**Exercise goal:**
Select and copy out every line in the records containing "central".

**Recorded data:**
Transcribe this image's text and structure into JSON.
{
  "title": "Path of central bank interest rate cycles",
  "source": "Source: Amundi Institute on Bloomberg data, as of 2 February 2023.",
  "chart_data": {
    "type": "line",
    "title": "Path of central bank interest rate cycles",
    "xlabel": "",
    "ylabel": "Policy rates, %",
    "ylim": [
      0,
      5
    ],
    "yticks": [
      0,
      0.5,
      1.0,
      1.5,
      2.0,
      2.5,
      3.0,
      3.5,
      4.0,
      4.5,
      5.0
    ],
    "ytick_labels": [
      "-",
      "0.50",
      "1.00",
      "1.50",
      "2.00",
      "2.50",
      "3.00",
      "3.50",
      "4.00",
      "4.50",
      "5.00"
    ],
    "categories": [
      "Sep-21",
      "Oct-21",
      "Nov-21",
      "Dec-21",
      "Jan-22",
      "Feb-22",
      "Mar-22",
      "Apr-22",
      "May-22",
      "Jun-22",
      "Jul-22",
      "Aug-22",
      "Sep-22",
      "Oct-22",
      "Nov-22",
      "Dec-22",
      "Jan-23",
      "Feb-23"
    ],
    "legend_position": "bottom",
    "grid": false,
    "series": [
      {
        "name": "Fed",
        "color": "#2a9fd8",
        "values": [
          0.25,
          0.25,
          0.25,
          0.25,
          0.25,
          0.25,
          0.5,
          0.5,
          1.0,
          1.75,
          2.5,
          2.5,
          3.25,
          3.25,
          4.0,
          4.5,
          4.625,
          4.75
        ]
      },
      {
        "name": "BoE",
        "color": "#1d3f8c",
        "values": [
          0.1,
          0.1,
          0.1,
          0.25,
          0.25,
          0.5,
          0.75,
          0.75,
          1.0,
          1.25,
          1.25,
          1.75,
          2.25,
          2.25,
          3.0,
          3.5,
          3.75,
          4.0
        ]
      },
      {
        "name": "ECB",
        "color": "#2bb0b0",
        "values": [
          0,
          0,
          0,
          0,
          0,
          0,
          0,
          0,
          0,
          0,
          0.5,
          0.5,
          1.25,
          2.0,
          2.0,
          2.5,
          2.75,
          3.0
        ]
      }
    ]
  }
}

**Task solution:**
  "title": "Path of central bank interest rate cycles",
    "title": "Path of central bank interest rate cycles",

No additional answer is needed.